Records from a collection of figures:
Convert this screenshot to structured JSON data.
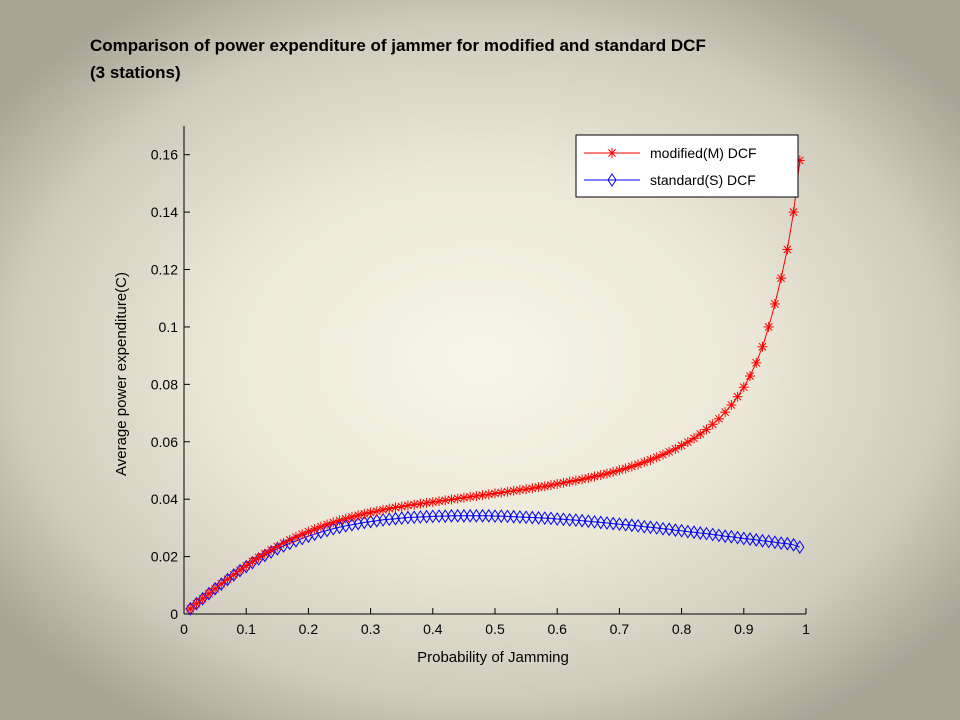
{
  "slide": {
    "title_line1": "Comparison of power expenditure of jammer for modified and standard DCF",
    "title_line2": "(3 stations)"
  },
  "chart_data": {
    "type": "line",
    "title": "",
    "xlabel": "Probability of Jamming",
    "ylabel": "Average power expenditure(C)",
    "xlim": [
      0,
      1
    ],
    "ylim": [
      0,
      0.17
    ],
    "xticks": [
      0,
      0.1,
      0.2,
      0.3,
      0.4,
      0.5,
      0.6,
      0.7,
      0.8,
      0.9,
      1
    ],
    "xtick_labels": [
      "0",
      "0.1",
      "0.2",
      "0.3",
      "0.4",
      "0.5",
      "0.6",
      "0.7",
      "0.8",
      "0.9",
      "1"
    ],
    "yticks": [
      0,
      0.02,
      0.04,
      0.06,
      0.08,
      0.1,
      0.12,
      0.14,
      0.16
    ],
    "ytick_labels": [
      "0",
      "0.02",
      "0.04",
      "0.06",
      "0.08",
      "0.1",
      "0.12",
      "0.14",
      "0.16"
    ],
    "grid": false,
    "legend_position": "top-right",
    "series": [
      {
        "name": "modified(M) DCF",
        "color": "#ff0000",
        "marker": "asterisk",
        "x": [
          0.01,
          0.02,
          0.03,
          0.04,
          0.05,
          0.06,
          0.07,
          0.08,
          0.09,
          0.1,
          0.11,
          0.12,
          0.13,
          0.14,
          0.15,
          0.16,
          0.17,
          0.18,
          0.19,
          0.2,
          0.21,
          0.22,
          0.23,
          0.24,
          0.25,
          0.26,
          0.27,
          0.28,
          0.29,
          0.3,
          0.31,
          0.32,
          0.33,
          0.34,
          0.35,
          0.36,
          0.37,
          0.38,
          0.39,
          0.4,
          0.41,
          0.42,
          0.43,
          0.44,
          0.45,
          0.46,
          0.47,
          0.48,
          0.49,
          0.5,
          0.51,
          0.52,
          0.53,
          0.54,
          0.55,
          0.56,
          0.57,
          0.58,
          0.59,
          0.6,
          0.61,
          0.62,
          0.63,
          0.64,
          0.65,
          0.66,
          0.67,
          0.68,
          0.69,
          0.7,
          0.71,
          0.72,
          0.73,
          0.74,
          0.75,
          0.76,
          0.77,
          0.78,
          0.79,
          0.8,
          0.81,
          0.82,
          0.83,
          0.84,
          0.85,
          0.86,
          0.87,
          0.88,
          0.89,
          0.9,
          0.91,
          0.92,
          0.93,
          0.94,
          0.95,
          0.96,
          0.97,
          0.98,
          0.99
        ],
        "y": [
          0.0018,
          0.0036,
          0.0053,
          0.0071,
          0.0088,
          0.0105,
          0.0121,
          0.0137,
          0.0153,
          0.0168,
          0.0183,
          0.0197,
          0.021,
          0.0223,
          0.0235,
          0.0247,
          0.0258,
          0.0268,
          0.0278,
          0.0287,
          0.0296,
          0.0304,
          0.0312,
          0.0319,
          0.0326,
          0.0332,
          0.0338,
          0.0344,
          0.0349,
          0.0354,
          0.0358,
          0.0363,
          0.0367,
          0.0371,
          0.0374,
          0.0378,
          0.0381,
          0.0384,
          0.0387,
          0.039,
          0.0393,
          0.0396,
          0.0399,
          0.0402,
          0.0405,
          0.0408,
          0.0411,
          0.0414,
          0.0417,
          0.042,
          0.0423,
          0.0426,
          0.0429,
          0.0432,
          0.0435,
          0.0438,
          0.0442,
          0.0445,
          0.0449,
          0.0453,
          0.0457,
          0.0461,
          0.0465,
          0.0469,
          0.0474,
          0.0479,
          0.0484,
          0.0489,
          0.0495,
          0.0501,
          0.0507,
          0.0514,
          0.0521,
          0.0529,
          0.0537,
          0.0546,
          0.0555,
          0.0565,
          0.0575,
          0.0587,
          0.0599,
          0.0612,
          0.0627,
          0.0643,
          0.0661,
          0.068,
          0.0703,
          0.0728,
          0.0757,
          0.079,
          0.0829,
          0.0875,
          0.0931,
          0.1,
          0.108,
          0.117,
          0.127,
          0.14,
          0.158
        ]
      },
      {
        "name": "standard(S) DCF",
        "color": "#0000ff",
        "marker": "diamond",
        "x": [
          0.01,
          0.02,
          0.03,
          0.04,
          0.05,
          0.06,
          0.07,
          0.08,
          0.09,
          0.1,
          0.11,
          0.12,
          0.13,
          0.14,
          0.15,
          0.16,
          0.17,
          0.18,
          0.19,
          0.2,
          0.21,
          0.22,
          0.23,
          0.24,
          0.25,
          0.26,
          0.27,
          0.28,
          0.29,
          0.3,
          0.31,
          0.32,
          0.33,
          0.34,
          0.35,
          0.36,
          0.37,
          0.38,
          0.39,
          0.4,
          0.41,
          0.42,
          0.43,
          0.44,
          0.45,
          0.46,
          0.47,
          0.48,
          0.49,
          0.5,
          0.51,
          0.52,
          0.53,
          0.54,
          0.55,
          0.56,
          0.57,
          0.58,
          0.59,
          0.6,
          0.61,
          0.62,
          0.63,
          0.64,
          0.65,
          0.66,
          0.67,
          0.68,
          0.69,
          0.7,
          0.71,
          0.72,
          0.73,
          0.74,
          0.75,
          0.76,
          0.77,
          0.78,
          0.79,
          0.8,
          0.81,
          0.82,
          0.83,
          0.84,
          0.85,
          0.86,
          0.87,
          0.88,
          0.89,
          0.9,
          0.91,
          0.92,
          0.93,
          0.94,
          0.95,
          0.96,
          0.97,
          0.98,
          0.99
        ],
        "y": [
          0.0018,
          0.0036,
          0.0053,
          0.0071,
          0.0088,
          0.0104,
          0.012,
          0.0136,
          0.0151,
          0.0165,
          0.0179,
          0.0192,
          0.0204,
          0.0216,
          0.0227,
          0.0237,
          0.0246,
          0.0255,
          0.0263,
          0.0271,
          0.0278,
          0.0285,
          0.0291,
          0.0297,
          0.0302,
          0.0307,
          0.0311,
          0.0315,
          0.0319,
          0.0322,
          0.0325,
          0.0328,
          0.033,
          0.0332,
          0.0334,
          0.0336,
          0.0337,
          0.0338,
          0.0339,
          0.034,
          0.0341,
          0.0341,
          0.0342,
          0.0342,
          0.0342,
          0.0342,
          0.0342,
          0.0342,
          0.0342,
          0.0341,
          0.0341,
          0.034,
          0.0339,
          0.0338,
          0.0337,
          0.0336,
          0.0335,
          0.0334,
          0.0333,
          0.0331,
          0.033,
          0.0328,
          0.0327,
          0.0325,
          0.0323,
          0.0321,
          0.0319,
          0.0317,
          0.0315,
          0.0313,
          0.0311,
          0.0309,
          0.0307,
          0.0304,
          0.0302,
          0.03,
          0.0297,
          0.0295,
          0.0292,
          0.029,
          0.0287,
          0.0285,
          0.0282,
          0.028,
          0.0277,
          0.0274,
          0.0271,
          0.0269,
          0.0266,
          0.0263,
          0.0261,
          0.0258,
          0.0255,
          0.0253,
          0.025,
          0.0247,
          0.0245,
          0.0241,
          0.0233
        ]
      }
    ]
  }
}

==

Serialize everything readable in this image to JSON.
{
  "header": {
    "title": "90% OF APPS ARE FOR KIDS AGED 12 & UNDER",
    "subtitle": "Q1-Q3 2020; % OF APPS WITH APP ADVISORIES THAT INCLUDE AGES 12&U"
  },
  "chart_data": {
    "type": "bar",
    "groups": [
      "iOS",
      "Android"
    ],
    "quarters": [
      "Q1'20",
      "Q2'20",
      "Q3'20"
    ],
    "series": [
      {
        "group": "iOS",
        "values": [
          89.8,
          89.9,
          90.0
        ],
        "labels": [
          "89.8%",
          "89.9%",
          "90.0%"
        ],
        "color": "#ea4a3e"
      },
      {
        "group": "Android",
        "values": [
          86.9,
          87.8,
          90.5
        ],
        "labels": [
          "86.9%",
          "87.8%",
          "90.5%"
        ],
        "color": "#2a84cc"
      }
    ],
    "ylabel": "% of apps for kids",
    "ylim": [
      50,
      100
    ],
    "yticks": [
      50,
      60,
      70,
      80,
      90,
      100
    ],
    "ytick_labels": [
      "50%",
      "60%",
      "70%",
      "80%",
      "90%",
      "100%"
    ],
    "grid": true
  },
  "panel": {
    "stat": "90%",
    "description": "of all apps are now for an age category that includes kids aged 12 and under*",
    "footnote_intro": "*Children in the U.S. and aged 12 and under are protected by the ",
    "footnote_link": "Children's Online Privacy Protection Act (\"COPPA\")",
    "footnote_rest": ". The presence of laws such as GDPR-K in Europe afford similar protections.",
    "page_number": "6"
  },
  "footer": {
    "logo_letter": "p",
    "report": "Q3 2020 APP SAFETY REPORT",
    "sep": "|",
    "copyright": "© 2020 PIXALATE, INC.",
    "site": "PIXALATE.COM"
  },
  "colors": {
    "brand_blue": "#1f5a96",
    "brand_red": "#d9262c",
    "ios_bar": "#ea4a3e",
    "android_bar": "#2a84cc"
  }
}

Task prompt
Looking at the listing above, how many of its lines contain the string "name"? Give the number alone.

Solution to this problem
2